Where the data below has the string "screenshot", return the whole line.

-- Start EXERCISE MATERIAL --

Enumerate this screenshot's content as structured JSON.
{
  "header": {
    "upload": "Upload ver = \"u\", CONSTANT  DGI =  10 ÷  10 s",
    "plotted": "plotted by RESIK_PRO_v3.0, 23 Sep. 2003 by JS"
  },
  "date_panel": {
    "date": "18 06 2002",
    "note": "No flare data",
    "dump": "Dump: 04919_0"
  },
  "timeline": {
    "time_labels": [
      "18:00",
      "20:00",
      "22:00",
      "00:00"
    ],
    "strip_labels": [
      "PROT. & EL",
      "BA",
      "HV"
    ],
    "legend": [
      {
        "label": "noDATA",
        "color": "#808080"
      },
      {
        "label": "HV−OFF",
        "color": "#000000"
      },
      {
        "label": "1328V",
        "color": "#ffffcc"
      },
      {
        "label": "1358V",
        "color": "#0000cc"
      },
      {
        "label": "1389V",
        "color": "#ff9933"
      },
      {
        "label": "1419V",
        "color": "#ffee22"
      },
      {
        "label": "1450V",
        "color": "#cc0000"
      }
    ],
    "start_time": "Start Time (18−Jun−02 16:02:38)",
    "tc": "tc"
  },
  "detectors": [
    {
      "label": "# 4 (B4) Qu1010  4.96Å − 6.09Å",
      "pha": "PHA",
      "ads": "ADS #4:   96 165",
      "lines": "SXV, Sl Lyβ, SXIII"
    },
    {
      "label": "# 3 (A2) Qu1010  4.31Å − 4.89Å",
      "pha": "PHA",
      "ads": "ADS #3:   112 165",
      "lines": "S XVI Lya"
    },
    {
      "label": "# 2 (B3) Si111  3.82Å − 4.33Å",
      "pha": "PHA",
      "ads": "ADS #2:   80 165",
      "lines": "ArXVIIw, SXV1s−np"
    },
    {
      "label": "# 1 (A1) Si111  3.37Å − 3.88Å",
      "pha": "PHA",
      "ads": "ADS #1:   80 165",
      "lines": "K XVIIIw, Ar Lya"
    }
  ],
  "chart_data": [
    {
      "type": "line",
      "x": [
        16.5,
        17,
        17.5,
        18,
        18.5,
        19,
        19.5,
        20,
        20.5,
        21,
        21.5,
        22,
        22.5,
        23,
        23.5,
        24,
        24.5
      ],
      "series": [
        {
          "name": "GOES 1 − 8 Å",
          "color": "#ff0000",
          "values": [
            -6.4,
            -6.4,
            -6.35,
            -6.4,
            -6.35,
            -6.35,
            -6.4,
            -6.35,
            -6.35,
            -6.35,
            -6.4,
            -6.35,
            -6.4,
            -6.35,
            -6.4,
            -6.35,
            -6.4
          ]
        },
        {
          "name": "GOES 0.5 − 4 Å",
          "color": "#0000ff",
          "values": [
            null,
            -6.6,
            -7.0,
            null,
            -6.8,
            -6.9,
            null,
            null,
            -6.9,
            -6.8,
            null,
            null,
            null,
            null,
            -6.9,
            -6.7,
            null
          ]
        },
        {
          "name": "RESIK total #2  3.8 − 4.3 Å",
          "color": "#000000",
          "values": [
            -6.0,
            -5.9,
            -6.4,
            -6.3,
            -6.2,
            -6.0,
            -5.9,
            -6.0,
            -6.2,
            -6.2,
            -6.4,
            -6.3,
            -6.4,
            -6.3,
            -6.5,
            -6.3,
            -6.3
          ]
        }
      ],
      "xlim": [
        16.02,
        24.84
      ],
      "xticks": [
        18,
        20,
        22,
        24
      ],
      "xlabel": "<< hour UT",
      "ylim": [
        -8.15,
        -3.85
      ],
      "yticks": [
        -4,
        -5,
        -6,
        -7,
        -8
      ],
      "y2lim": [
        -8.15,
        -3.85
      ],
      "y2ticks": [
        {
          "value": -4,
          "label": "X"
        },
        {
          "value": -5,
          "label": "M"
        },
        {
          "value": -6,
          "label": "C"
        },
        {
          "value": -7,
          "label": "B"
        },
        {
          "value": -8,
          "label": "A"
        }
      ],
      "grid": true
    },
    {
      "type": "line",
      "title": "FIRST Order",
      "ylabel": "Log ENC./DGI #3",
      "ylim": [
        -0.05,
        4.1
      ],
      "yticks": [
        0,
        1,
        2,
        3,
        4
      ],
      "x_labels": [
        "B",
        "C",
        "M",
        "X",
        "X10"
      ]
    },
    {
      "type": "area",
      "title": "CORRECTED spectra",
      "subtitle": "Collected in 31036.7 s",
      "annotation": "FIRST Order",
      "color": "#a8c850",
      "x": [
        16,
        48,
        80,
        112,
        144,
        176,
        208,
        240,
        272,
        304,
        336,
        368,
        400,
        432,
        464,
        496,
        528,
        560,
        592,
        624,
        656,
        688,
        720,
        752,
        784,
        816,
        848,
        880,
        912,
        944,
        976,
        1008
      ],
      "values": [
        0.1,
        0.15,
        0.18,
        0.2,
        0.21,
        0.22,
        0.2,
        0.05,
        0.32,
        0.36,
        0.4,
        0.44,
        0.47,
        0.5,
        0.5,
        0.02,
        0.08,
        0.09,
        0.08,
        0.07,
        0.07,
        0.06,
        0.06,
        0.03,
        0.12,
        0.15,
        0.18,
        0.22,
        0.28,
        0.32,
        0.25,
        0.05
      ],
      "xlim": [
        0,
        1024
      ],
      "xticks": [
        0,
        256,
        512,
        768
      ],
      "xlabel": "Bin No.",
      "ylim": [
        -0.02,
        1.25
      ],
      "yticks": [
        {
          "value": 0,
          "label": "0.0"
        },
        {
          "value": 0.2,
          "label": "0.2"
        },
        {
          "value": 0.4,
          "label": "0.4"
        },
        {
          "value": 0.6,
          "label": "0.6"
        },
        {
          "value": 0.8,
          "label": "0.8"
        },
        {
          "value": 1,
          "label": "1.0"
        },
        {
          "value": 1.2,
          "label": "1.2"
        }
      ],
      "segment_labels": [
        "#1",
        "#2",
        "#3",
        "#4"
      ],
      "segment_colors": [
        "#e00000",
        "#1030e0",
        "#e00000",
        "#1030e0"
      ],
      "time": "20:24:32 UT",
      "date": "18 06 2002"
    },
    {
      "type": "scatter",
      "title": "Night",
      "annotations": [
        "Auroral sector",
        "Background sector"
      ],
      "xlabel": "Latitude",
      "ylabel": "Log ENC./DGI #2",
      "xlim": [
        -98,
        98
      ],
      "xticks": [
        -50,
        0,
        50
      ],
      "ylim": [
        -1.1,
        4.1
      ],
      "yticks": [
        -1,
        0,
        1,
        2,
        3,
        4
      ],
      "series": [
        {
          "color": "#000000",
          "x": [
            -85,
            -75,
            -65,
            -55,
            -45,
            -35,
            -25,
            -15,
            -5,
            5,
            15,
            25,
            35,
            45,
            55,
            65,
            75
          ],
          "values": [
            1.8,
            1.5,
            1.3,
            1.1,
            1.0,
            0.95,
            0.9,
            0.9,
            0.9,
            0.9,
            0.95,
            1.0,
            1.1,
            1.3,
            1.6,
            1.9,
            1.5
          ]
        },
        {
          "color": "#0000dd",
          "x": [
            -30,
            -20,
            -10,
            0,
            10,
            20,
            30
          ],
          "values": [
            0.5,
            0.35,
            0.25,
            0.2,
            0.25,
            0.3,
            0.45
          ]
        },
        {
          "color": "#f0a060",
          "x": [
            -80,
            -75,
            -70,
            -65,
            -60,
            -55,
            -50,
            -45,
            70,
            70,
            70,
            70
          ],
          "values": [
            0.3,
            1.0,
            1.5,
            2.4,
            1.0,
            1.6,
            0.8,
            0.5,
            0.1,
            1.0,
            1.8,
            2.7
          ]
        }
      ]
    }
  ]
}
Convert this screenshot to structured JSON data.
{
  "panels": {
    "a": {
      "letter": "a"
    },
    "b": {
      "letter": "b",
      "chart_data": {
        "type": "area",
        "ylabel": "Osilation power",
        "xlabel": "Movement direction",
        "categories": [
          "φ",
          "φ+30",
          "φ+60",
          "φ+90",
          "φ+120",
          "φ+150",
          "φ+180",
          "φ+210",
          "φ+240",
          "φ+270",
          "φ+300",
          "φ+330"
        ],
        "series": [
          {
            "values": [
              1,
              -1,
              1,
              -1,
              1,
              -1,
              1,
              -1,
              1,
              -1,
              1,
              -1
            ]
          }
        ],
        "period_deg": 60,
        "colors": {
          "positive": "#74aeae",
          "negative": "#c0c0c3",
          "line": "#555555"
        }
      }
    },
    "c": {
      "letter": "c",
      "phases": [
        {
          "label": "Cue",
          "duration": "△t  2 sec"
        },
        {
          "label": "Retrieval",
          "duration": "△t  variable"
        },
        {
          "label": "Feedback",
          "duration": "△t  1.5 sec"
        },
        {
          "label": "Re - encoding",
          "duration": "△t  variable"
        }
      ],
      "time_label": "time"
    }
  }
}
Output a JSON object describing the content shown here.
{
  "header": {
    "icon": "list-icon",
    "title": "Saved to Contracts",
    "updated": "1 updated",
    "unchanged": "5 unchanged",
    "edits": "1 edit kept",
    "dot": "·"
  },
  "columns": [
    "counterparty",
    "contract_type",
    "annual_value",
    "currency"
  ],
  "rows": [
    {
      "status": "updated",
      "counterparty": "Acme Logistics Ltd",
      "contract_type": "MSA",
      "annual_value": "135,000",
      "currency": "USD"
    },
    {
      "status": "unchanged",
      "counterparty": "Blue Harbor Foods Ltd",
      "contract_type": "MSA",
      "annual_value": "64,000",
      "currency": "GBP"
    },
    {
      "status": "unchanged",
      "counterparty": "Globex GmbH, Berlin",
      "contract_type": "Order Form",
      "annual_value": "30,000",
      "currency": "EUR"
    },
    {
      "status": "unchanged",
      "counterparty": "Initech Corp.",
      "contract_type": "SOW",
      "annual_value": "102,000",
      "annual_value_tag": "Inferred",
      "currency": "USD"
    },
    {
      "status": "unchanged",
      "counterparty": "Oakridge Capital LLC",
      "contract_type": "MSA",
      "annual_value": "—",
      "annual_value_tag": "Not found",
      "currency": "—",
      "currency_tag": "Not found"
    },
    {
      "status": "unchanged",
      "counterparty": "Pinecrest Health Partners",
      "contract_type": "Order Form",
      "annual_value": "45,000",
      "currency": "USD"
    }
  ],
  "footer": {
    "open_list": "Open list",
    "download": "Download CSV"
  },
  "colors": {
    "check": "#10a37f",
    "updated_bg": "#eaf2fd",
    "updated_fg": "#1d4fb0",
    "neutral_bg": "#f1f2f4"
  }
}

-- End EXERCISE MATERIAL --

**PROBLEM SOLUTION:**
Enumerate this screenshot's content as structured JSON.
Convert this screenshot to structured JSON data.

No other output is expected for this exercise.